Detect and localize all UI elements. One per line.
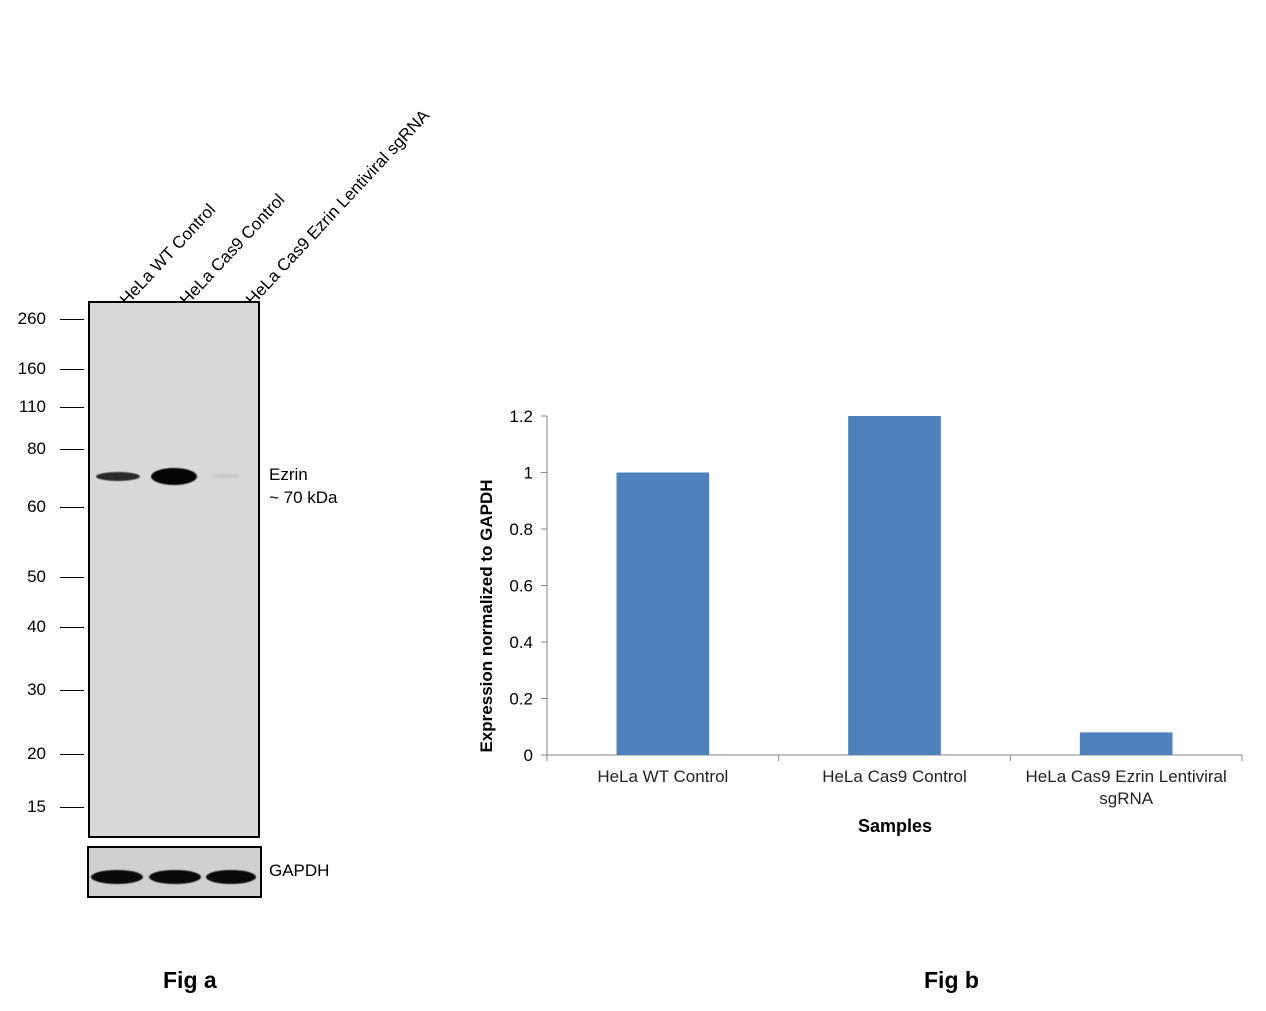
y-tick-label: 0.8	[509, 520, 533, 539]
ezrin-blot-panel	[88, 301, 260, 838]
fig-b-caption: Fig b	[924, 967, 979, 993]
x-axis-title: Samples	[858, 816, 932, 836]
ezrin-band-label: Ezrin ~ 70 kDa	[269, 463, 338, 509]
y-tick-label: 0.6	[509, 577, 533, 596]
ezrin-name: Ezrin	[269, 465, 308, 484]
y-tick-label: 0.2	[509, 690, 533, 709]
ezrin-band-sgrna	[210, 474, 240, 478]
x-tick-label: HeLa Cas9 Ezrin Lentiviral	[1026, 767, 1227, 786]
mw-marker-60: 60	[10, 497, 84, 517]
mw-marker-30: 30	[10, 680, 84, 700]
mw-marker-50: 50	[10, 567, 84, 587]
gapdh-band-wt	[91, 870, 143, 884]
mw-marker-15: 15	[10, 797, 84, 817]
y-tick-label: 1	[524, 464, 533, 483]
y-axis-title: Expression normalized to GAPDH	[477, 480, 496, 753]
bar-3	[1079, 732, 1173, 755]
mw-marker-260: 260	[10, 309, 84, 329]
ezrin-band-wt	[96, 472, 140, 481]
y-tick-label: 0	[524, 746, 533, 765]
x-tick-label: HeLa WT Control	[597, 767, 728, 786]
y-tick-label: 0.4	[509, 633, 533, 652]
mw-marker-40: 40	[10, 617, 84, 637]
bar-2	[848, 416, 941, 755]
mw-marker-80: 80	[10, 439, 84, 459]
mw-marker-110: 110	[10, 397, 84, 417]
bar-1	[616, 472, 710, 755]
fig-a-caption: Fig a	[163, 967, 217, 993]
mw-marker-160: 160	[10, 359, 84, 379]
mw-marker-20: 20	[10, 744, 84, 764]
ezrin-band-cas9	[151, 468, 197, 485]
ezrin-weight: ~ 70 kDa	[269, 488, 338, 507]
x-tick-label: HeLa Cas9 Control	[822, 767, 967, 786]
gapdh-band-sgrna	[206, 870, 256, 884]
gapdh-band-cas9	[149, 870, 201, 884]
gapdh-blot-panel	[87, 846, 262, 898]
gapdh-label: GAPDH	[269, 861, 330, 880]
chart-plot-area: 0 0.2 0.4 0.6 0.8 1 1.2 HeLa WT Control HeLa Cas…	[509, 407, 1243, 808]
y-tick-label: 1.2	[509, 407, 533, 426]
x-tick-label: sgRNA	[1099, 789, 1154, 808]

Your assignment = Could you show every line of the material that includes the string "panel"?

Answer to this exercise =
ezrin-blot-panel	[88, 301, 260, 838]
gapdh-blot-panel	[87, 846, 262, 898]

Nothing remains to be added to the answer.